-- Begin --

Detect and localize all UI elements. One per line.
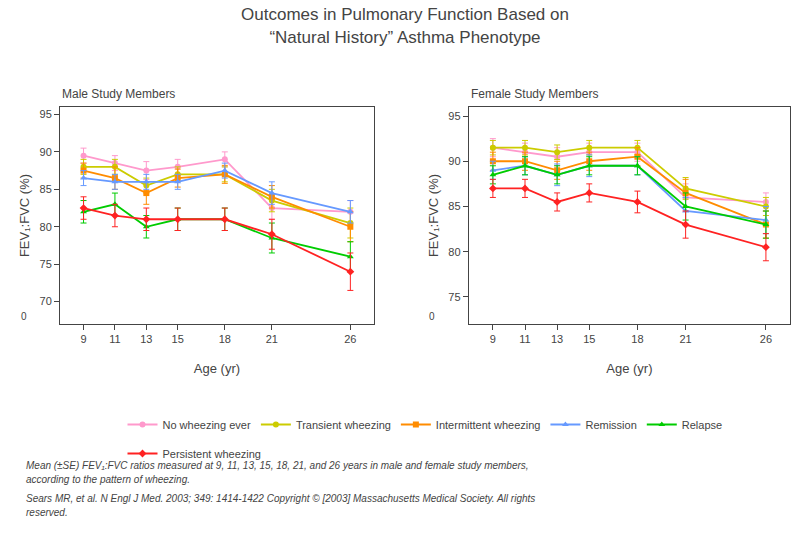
svg-text:85: 85 [40, 183, 52, 195]
svg-text:95: 95 [40, 108, 52, 120]
svg-text:75: 75 [40, 258, 52, 270]
svg-text:Female Study Members: Female Study Members [471, 87, 598, 101]
svg-text:9: 9 [490, 333, 496, 345]
svg-text:13: 13 [140, 333, 152, 345]
svg-text:15: 15 [172, 333, 184, 345]
svg-text:Mean (±SE) FEV₁:FVC ratios mea: Mean (±SE) FEV₁:FVC ratios measured at 9… [26, 460, 529, 471]
svg-text:according to the pattern of wh: according to the pattern of wheezing. [26, 474, 190, 485]
svg-text:11: 11 [109, 333, 120, 345]
svg-text:Relapse: Relapse [682, 419, 722, 431]
svg-text:No wheezing ever: No wheezing ever [163, 419, 251, 431]
svg-text:90: 90 [40, 146, 52, 158]
svg-text:21: 21 [266, 333, 278, 345]
svg-text:Age (yr): Age (yr) [606, 361, 652, 376]
svg-text:18: 18 [631, 333, 643, 345]
svg-text:Persistent wheezing: Persistent wheezing [163, 448, 261, 460]
svg-text:13: 13 [551, 333, 563, 345]
svg-text:70: 70 [40, 295, 52, 307]
svg-text:21: 21 [679, 333, 691, 345]
svg-text:11: 11 [519, 333, 530, 345]
svg-text:Transient wheezing: Transient wheezing [296, 419, 391, 431]
svg-text:Intermittent wheezing: Intermittent wheezing [436, 419, 541, 431]
svg-text:9: 9 [80, 333, 86, 345]
svg-text:95: 95 [448, 110, 460, 122]
svg-text:0: 0 [429, 311, 435, 322]
svg-text:85: 85 [448, 200, 460, 212]
svg-text:0: 0 [21, 311, 27, 322]
svg-text:26: 26 [344, 333, 356, 345]
svg-text:Outcomes in Pulmonary Function: Outcomes in Pulmonary Function Based on“… [241, 5, 569, 46]
svg-text:15: 15 [583, 333, 595, 345]
svg-text:Sears MR, et al. N Engl J Med.: Sears MR, et al. N Engl J Med. 2003; 349… [26, 493, 535, 504]
svg-text:reserved.: reserved. [26, 507, 68, 518]
svg-text:26: 26 [760, 333, 772, 345]
svg-text:Male Study Members: Male Study Members [62, 87, 175, 101]
svg-text:75: 75 [448, 291, 460, 303]
svg-text:18: 18 [219, 333, 231, 345]
svg-text:FEV₁:FVC (%): FEV₁:FVC (%) [17, 174, 32, 257]
svg-text:90: 90 [448, 155, 460, 167]
svg-text:Age (yr): Age (yr) [194, 361, 240, 376]
svg-text:Remission: Remission [585, 419, 636, 431]
svg-text:80: 80 [448, 246, 460, 258]
svg-text:80: 80 [40, 221, 52, 233]
svg-text:FEV₁:FVC (%): FEV₁:FVC (%) [426, 174, 441, 257]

-- End --

TASK BRIEF
Copy every line of the item above verbatim, omitting the picture.

ANSWER TO THIS TASK
Detect and localize all UI elements. One per line.
svg-text:85: 85 [40, 183, 52, 195]
svg-text:95: 95 [40, 108, 52, 120]
svg-text:75: 75 [40, 258, 52, 270]
svg-text:Female Study Members: Female Study Members [471, 87, 598, 101]
svg-text:9: 9 [490, 333, 496, 345]
svg-text:13: 13 [140, 333, 152, 345]
svg-text:15: 15 [172, 333, 184, 345]
svg-text:Mean (±SE) FEV₁:FVC ratios mea: Mean (±SE) FEV₁:FVC ratios measured at 9… [26, 460, 529, 471]
svg-text:according to the pattern of wh: according to the pattern of wheezing. [26, 474, 190, 485]
svg-text:11: 11 [109, 333, 120, 345]
svg-text:Relapse: Relapse [682, 419, 722, 431]
svg-text:No wheezing ever: No wheezing ever [163, 419, 251, 431]
svg-text:90: 90 [40, 146, 52, 158]
svg-text:21: 21 [266, 333, 278, 345]
svg-text:Age (yr): Age (yr) [606, 361, 652, 376]
svg-text:18: 18 [631, 333, 643, 345]
svg-text:Persistent wheezing: Persistent wheezing [163, 448, 261, 460]
svg-text:13: 13 [551, 333, 563, 345]
svg-text:70: 70 [40, 295, 52, 307]
svg-text:21: 21 [679, 333, 691, 345]
svg-text:11: 11 [519, 333, 530, 345]
svg-text:Transient wheezing: Transient wheezing [296, 419, 391, 431]
svg-text:Intermittent wheezing: Intermittent wheezing [436, 419, 541, 431]
svg-text:9: 9 [80, 333, 86, 345]
svg-text:95: 95 [448, 110, 460, 122]
svg-text:0: 0 [429, 311, 435, 322]
svg-text:85: 85 [448, 200, 460, 212]
svg-text:0: 0 [21, 311, 27, 322]
svg-text:26: 26 [344, 333, 356, 345]
svg-text:Outcomes in Pulmonary Function: Outcomes in Pulmonary Function Based on“… [241, 5, 569, 46]
svg-text:15: 15 [583, 333, 595, 345]
svg-text:Sears MR, et al. N Engl J Med.: Sears MR, et al. N Engl J Med. 2003; 349… [26, 493, 535, 504]
svg-text:reserved.: reserved. [26, 507, 68, 518]
svg-text:26: 26 [760, 333, 772, 345]
svg-text:Male Study Members: Male Study Members [62, 87, 175, 101]
svg-text:75: 75 [448, 291, 460, 303]
svg-text:18: 18 [219, 333, 231, 345]
svg-text:FEV₁:FVC (%): FEV₁:FVC (%) [17, 174, 32, 257]
svg-text:90: 90 [448, 155, 460, 167]
svg-text:Age (yr): Age (yr) [194, 361, 240, 376]
svg-text:Remission: Remission [585, 419, 636, 431]
svg-text:80: 80 [448, 246, 460, 258]
svg-text:80: 80 [40, 221, 52, 233]
svg-text:FEV₁:FVC (%): FEV₁:FVC (%) [426, 174, 441, 257]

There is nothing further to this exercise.